==== RECORDS SHOWN

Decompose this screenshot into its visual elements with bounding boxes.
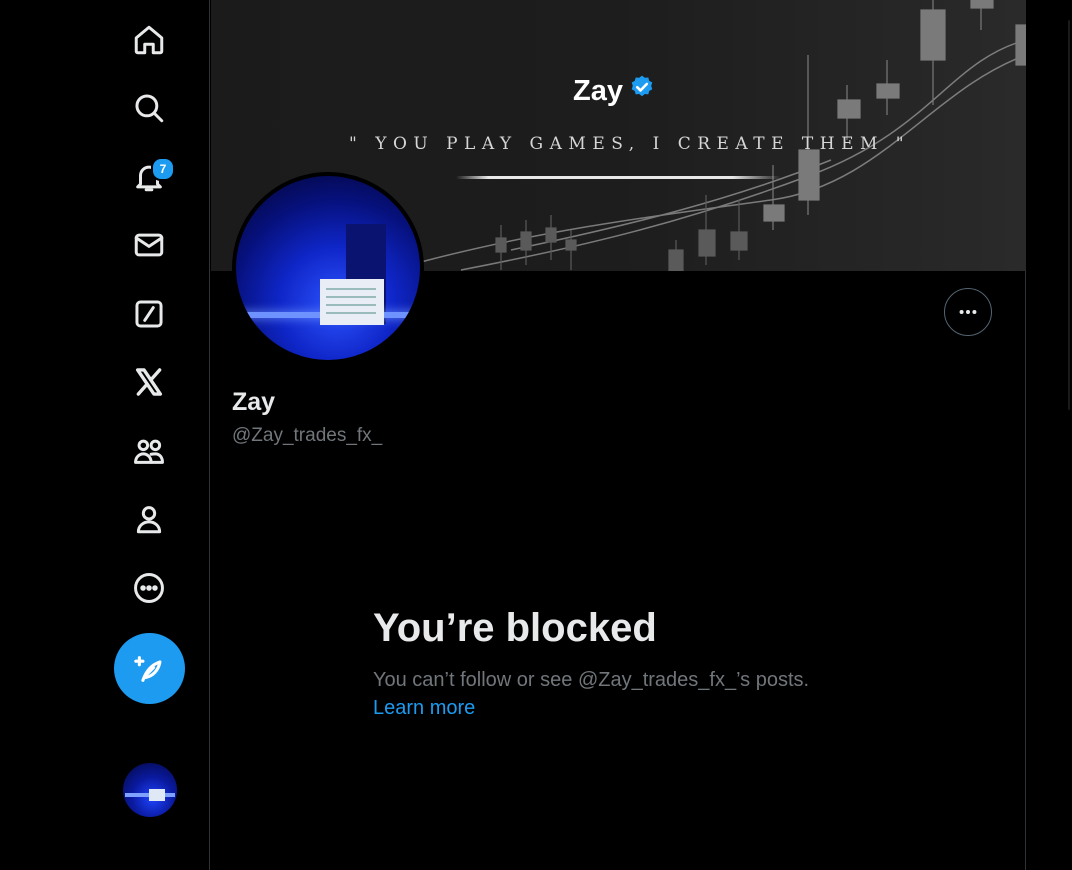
nav-messages[interactable] bbox=[116, 217, 182, 273]
banner-underline bbox=[456, 176, 781, 179]
learn-more-link[interactable]: Learn more bbox=[373, 697, 475, 720]
nav-more[interactable] bbox=[116, 560, 182, 616]
grok-slash-icon bbox=[135, 300, 163, 328]
banner-title: Zay bbox=[573, 74, 655, 108]
account-avatar[interactable] bbox=[123, 763, 177, 817]
profile-avatar[interactable] bbox=[232, 172, 424, 364]
notification-count-badge: 7 bbox=[151, 157, 175, 181]
banner-quote: " YOU PLAY GAMES, I CREATE THEM " bbox=[349, 134, 911, 154]
feather-plus-icon bbox=[133, 655, 161, 682]
more-dots-icon bbox=[959, 309, 977, 315]
nav-home[interactable] bbox=[116, 12, 182, 68]
nav-notifications[interactable]: 7 bbox=[116, 149, 182, 205]
blocked-title: You’re blocked bbox=[373, 606, 657, 650]
nav-grok[interactable] bbox=[116, 286, 182, 342]
envelope-icon bbox=[134, 233, 164, 257]
search-icon bbox=[135, 94, 164, 123]
people-icon bbox=[134, 439, 164, 464]
profile-column: Zay " YOU PLAY GAMES, I CREATE THEM " Za… bbox=[211, 0, 1026, 870]
nav-communities[interactable] bbox=[116, 423, 182, 479]
compose-post-button[interactable] bbox=[114, 633, 185, 704]
nav-profile[interactable] bbox=[116, 491, 182, 547]
nav-explore[interactable] bbox=[116, 80, 182, 136]
verified-badge-icon bbox=[629, 74, 655, 108]
window-edge bbox=[1068, 20, 1070, 410]
profile-display-name: Zay bbox=[232, 388, 276, 416]
profile-more-button[interactable] bbox=[944, 288, 992, 336]
blocked-description: You can’t follow or see @Zay_trades_fx_’… bbox=[373, 669, 810, 691]
profile-handle: @Zay_trades_fx_ bbox=[232, 425, 383, 446]
x-logo-icon bbox=[135, 368, 163, 396]
home-icon bbox=[134, 25, 164, 55]
app-window: 7 Zay " YOU PLAY GAMES, I CREATE THEM " … bbox=[0, 0, 1072, 870]
side-navigation: 7 bbox=[0, 0, 210, 870]
more-circle-icon bbox=[134, 573, 164, 603]
nav-premium[interactable] bbox=[116, 354, 182, 410]
person-icon bbox=[136, 506, 162, 534]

========

INSTRUCTION — Print every line of the rows above word for word, without the picture placeholders.

TASK RESPONSE —
Decompose this screenshot into its visual elements with bounding boxes.
nav-messages[interactable] bbox=[116, 217, 182, 273]
banner-underline bbox=[456, 176, 781, 179]
learn-more-link[interactable]: Learn more bbox=[373, 697, 475, 720]
nav-more[interactable] bbox=[116, 560, 182, 616]
grok-slash-icon bbox=[135, 300, 163, 328]
banner-title: Zay bbox=[573, 74, 655, 108]
account-avatar[interactable] bbox=[123, 763, 177, 817]
profile-avatar[interactable] bbox=[232, 172, 424, 364]
notification-count-badge: 7 bbox=[151, 157, 175, 181]
banner-quote: " YOU PLAY GAMES, I CREATE THEM " bbox=[349, 134, 911, 154]
feather-plus-icon bbox=[133, 655, 161, 682]
more-dots-icon bbox=[959, 309, 977, 315]
nav-home[interactable] bbox=[116, 12, 182, 68]
nav-notifications[interactable]: 7 bbox=[116, 149, 182, 205]
blocked-title: You’re blocked bbox=[373, 606, 657, 650]
nav-grok[interactable] bbox=[116, 286, 182, 342]
envelope-icon bbox=[134, 233, 164, 257]
search-icon bbox=[135, 94, 164, 123]
people-icon bbox=[134, 439, 164, 464]
profile-column: Zay " YOU PLAY GAMES, I CREATE THEM " Za… bbox=[211, 0, 1026, 870]
nav-communities[interactable] bbox=[116, 423, 182, 479]
compose-post-button[interactable] bbox=[114, 633, 185, 704]
nav-profile[interactable] bbox=[116, 491, 182, 547]
nav-explore[interactable] bbox=[116, 80, 182, 136]
verified-badge-icon bbox=[629, 74, 655, 108]
window-edge bbox=[1068, 20, 1070, 410]
profile-display-name: Zay bbox=[232, 388, 276, 416]
profile-more-button[interactable] bbox=[944, 288, 992, 336]
blocked-description: You can’t follow or see @Zay_trades_fx_’… bbox=[373, 669, 810, 691]
profile-handle: @Zay_trades_fx_ bbox=[232, 425, 383, 446]
x-logo-icon bbox=[135, 368, 163, 396]
home-icon bbox=[134, 25, 164, 55]
app-window: 7 Zay " YOU PLAY GAMES, I CREATE THEM " … bbox=[0, 0, 1072, 870]
side-navigation: 7 bbox=[0, 0, 210, 870]
more-circle-icon bbox=[134, 573, 164, 603]
nav-premium[interactable] bbox=[116, 354, 182, 410]
person-icon bbox=[136, 506, 162, 534]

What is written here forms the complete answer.